Material for this task:
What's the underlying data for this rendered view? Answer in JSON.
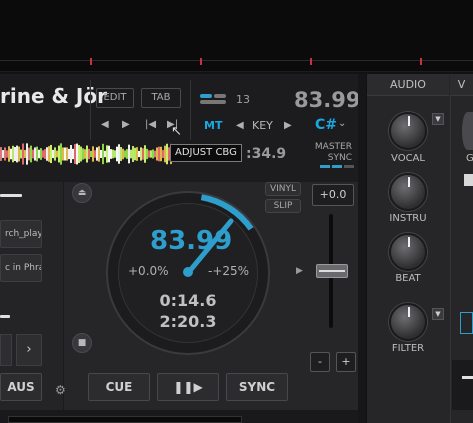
{
  "deck": {
    "title": "rine & Jör",
    "edit_label": "EDIT",
    "tab_label": "TAB",
    "loop_count": "13",
    "bpm": "83.99",
    "mt_label": "MT",
    "key_label": "KEY",
    "key_value": "C#",
    "remaining_time": ":34.9",
    "master_label": "MASTER",
    "sync_label": "SYNC",
    "tooltip": "ADJUST CBG"
  },
  "left_panel": {
    "playlist_label": "rch_playlists",
    "phrase_label": "c in Phrase",
    "aus_label": "AUS"
  },
  "jog": {
    "bpm": "83.99",
    "pitch": "+0.0%",
    "range": "-+25%",
    "elapsed": "0:14.6",
    "total": "2:20.3"
  },
  "pitch": {
    "vinyl_label": "VINYL",
    "slip_label": "SLIP",
    "value": "+0.0",
    "minus_label": "-",
    "plus_label": "+"
  },
  "transport": {
    "cue_label": "CUE",
    "play_label": "❚❚▶",
    "sync_label": "SYNC"
  },
  "mixer": {
    "tab_audio": "AUDIO",
    "tab_v": "V",
    "knobs": [
      "VOCAL",
      "INSTRU",
      "BEAT",
      "FILTER"
    ],
    "g_label": "G"
  },
  "colors": {
    "accent": "#2e9fcc",
    "marker": "#c8323c"
  }
}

Exercise brief: Quote the listing above in full, except for the pictures.

Final result:
What's the underlying data for this rendered view? Answer in JSON.
{
  "deck": {
    "title": "rine & Jör",
    "edit_label": "EDIT",
    "tab_label": "TAB",
    "loop_count": "13",
    "bpm": "83.99",
    "mt_label": "MT",
    "key_label": "KEY",
    "key_value": "C#",
    "remaining_time": ":34.9",
    "master_label": "MASTER",
    "sync_label": "SYNC",
    "tooltip": "ADJUST CBG"
  },
  "left_panel": {
    "playlist_label": "rch_playlists",
    "phrase_label": "c in Phrase",
    "aus_label": "AUS"
  },
  "jog": {
    "bpm": "83.99",
    "pitch": "+0.0%",
    "range": "-+25%",
    "elapsed": "0:14.6",
    "total": "2:20.3"
  },
  "pitch": {
    "vinyl_label": "VINYL",
    "slip_label": "SLIP",
    "value": "+0.0",
    "minus_label": "-",
    "plus_label": "+"
  },
  "transport": {
    "cue_label": "CUE",
    "play_label": "❚❚▶",
    "sync_label": "SYNC"
  },
  "mixer": {
    "tab_audio": "AUDIO",
    "tab_v": "V",
    "knobs": [
      "VOCAL",
      "INSTRU",
      "BEAT",
      "FILTER"
    ],
    "g_label": "G"
  },
  "colors": {
    "accent": "#2e9fcc",
    "marker": "#c8323c"
  }
}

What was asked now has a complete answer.